• [Selected text]:
※ ※ ※
The database is rounded out with various tools to help researchers navigate the database, understand the documents in their rich historical context, and quickly identify the material most relevant to the user’s precise interests. A Timeline charting the Act’s passage is included within the database; access the full, comprehensive timeline prepared by Research Editor Charlotte Schneider here. Additionally, the Editors have written an essay that provides a concise narrative of the long road to the APA’s adoption, putting the database’s core documents in their proper historical context along the way.

Using the Timeline

A first for HeinOnline, this database features an interactive timeline that charts early efforts in 1929 to pass an administrative reform bill up to the APA’s eventual passage in 1946. Interspersed within the timeline are historical events, lending context to what was happening in the world and how these events influenced Congress’s actions.

Hyperlinks

Hyperlinks take users to the quoted documents where they reside in HeinOnline, or to supplemental resources.

screenshot of Bremer-Kovacs timeline on tablet

Photographs

Photos put faces to the names of people mentioned on a given timeline point. Source information and captions are included.

Linear Calendar

The linear calendar plots all the timeline points by month and year. It can also be used to jump to different events.

Additional Bibliography

The Collection’s Editors have combed HeinOnline to locate law review articles discussing, dissecting, and dedicated to the Administrative Procedure Act. Users are able to sort these articles by title or by author. Certain articles with particular relevance to this history of the APA, such as those cited in foundational monographs, hearings, or congressional reports from the time, are annotated in italics.
※ ※ ※
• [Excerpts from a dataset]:

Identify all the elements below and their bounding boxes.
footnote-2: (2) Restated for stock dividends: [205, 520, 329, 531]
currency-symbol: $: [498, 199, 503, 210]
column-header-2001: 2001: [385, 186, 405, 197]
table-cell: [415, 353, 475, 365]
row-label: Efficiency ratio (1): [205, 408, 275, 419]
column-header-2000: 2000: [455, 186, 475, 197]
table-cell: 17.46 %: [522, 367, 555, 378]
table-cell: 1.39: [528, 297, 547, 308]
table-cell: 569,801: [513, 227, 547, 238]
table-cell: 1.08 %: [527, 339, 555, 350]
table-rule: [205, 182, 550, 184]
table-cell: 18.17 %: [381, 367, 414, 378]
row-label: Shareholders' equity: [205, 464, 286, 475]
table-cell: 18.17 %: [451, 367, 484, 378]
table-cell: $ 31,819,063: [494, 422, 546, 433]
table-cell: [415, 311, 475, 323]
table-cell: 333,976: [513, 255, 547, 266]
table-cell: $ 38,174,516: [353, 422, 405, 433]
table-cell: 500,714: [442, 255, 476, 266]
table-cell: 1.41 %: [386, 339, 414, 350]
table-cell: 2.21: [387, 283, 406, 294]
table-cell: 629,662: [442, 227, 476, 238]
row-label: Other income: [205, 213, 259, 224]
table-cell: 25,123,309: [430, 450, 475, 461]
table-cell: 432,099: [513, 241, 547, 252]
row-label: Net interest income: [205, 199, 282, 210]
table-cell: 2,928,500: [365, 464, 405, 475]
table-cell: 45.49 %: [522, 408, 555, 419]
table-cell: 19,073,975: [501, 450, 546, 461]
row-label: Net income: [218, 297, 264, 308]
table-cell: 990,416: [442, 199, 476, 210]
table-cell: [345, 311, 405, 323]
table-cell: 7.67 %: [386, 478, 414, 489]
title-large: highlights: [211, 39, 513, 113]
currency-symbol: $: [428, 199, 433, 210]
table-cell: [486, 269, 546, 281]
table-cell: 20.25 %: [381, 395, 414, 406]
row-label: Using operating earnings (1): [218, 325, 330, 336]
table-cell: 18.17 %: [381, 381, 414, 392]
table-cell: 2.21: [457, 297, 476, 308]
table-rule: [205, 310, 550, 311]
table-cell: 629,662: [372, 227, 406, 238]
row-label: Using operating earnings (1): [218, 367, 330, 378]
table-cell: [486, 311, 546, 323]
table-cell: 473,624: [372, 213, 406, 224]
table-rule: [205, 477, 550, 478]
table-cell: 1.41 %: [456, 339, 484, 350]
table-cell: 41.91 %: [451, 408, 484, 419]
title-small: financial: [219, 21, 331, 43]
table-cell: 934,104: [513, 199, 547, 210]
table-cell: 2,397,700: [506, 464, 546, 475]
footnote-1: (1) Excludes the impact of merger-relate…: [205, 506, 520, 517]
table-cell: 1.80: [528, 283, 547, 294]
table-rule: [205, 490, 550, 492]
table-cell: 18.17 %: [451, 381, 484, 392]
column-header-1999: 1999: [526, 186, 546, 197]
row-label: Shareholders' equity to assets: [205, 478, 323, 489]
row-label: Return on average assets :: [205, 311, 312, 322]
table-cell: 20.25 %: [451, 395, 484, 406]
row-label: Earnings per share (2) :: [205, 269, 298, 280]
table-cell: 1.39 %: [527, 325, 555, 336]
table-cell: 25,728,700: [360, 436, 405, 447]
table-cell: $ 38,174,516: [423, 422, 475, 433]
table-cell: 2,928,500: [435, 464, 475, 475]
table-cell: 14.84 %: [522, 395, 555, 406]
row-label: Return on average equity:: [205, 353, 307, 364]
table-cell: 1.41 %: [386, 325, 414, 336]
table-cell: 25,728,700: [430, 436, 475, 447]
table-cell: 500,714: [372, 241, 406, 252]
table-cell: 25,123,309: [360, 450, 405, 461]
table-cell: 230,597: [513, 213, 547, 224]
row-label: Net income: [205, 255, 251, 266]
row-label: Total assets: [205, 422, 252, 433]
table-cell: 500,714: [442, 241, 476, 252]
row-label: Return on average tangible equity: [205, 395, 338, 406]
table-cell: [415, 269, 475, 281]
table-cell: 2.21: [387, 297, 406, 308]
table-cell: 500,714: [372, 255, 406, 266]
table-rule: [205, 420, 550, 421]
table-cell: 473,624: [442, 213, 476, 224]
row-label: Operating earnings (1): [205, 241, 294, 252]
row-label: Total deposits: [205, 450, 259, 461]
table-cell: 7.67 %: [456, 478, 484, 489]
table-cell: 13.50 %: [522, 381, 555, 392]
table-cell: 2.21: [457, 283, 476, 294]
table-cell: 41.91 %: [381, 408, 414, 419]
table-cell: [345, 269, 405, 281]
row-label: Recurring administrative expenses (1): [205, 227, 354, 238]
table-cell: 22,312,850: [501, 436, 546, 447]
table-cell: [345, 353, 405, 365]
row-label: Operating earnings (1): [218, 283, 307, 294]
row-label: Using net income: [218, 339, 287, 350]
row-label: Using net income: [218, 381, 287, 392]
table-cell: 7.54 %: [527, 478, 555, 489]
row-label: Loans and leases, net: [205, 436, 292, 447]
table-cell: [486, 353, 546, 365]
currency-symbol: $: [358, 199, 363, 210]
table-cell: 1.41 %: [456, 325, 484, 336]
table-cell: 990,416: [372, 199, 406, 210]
※ ※ ※
• [Tasks and exercises]:
• 1. List the section headings that appear in the text about the APA database.
• 2. Answer these questions using the text about the APA database:
(a) In what year do the early efforts charted by the interactive timeline begin?
(b) Who prepared the full, comprehensive timeline?
(c) By what units does the linear calendar plot the timeline points?

• [Task-by-task answers]:
• 1.
Using the Timeline
Hyperlinks
Photographs
Linear Calendar
Additional Bibliography

• 2.
(a) 1929
(b) Research Editor Charlotte Schneider
(c) By month and year